GIVEN EXERCISE
Copy the records below exactly, from the line containing "Extract all readable text from this page." through the last line, and leave out every picture.

(Data records)
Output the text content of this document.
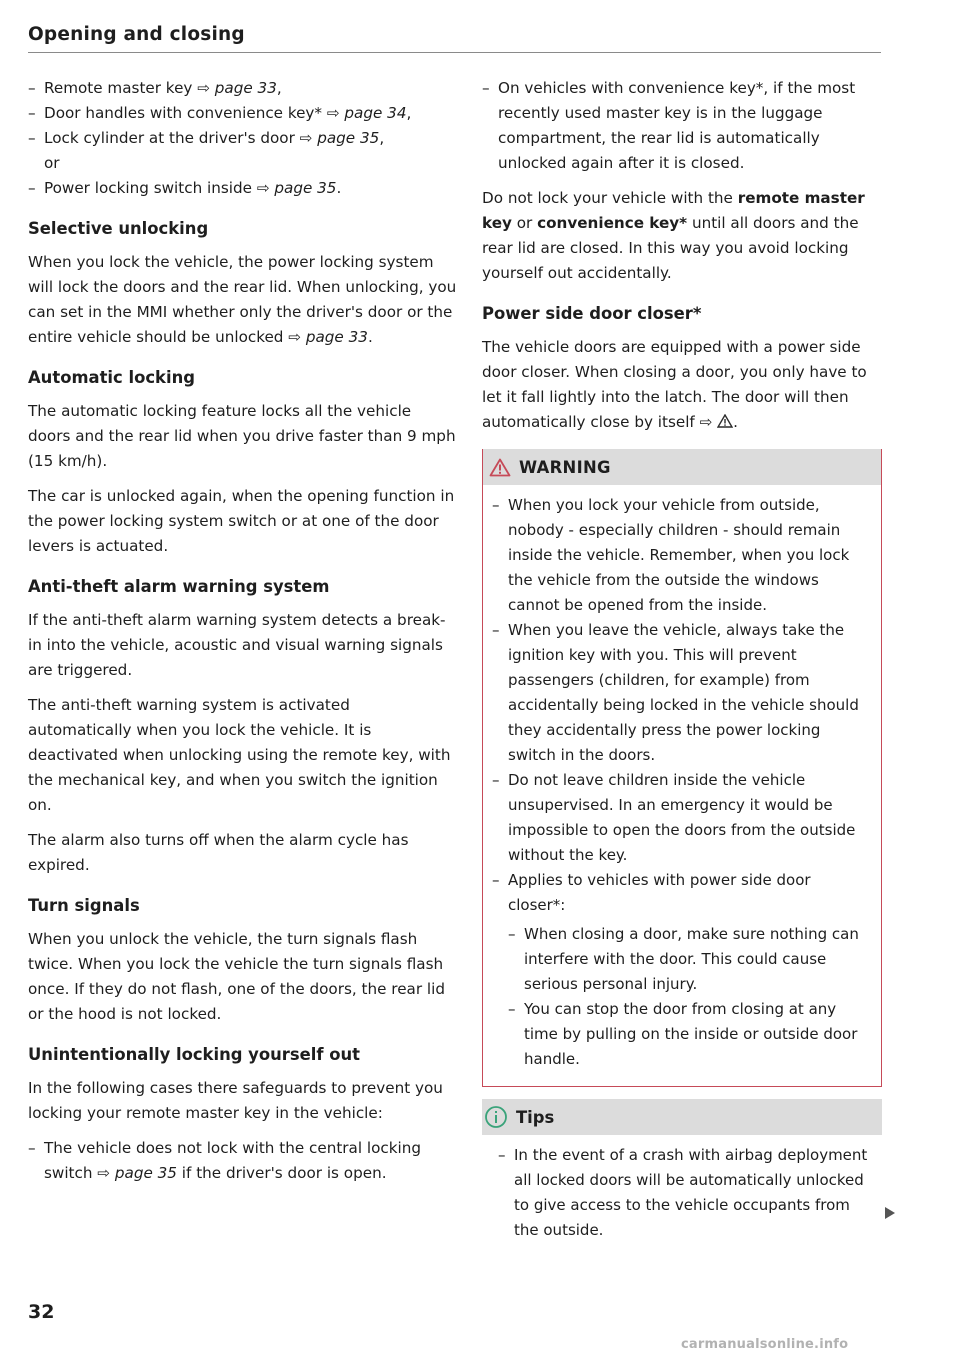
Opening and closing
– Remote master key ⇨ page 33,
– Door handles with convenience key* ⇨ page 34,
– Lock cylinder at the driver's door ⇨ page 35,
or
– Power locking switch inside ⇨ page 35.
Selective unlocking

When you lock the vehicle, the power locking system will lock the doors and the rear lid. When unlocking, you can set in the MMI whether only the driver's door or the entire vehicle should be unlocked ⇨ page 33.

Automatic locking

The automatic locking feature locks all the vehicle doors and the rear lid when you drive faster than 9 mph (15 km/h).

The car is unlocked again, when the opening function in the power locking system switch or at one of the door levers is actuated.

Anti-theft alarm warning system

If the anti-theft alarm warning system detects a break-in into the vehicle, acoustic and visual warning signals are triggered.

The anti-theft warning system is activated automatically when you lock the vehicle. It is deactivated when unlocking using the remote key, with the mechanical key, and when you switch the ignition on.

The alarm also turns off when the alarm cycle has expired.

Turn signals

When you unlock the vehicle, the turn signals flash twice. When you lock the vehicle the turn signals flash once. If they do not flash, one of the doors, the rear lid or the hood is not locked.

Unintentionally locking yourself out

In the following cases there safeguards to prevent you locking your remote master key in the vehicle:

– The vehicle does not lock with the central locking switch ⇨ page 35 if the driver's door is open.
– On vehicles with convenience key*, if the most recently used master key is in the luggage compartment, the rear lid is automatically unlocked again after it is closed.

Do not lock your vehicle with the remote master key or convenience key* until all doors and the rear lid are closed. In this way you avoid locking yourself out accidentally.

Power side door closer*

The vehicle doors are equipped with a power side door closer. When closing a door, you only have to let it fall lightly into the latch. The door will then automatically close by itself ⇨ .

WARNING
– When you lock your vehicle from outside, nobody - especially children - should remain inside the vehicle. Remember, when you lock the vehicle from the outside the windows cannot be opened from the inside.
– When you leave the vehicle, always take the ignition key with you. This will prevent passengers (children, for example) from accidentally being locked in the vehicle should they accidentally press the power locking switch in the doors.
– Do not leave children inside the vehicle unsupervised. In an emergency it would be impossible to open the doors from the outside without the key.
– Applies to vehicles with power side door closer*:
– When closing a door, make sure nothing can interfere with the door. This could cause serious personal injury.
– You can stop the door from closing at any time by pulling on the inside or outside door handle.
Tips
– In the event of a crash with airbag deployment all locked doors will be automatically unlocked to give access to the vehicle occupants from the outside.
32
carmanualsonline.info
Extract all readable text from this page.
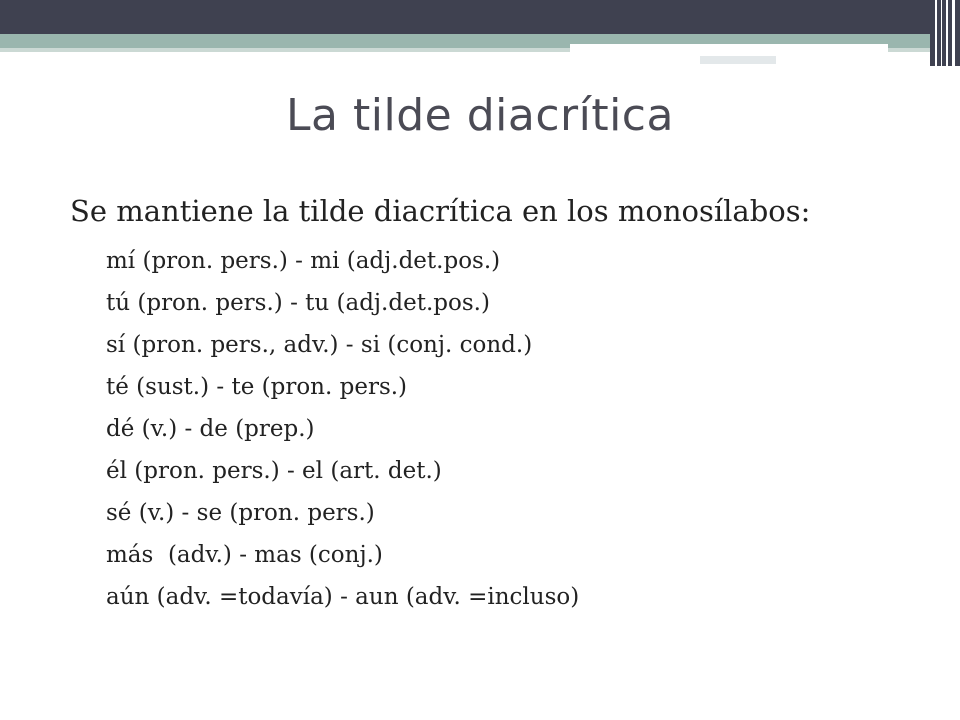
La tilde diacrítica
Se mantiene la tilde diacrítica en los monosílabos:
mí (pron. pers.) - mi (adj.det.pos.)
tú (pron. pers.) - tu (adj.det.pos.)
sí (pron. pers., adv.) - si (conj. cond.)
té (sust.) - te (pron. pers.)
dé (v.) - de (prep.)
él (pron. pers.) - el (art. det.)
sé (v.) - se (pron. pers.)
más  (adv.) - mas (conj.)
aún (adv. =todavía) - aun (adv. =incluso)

TASK RESULT
Extract all readable text from this page.
La tilde diacrítica
Se mantiene la tilde diacrítica en los monosílabos:
mí (pron. pers.) - mi (adj.det.pos.)
tú (pron. pers.) - tu (adj.det.pos.)
sí (pron. pers., adv.) - si (conj. cond.)
té (sust.) - te (pron. pers.)
dé (v.) - de (prep.)
él (pron. pers.) - el (art. det.)
sé (v.) - se (pron. pers.)
más  (adv.) - mas (conj.)
aún (adv. =todavía) - aun (adv. =incluso)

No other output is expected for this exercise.